**Short exercise:** Reproduce the full listing that appears beneath this instruction exactly.

**Supplied records:**
==============================

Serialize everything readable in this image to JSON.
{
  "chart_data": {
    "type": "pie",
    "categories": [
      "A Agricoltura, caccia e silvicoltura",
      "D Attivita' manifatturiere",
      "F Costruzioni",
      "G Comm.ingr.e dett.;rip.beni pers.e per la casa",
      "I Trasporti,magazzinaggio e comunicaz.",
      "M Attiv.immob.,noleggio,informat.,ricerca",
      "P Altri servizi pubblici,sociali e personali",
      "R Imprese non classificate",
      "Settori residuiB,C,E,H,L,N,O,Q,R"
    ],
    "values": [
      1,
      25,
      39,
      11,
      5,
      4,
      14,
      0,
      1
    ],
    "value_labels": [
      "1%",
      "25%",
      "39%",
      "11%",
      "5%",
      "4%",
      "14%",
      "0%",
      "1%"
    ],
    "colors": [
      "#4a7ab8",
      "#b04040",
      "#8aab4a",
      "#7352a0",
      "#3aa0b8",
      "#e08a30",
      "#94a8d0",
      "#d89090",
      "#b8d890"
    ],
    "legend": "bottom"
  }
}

==============================

**Completed exercise:**
Serialize everything readable in this image to JSON.
{
  "chart_data": {
    "type": "pie",
    "categories": [
      "A Agricoltura, caccia e silvicoltura",
      "D Attivita' manifatturiere",
      "F Costruzioni",
      "G Comm.ingr.e dett.;rip.beni pers.e per la casa",
      "I Trasporti,magazzinaggio e comunicaz.",
      "M Attiv.immob.,noleggio,informat.,ricerca",
      "P Altri servizi pubblici,sociali e personali",
      "R Imprese non classificate",
      "Settori residuiB,C,E,H,L,N,O,Q,R"
    ],
    "values": [
      1,
      25,
      39,
      11,
      5,
      4,
      14,
      0,
      1
    ],
    "value_labels": [
      "1%",
      "25%",
      "39%",
      "11%",
      "5%",
      "4%",
      "14%",
      "0%",
      "1%"
    ],
    "colors": [
      "#4a7ab8",
      "#b04040",
      "#8aab4a",
      "#7352a0",
      "#3aa0b8",
      "#e08a30",
      "#94a8d0",
      "#d89090",
      "#b8d890"
    ],
    "legend": "bottom"
  }
}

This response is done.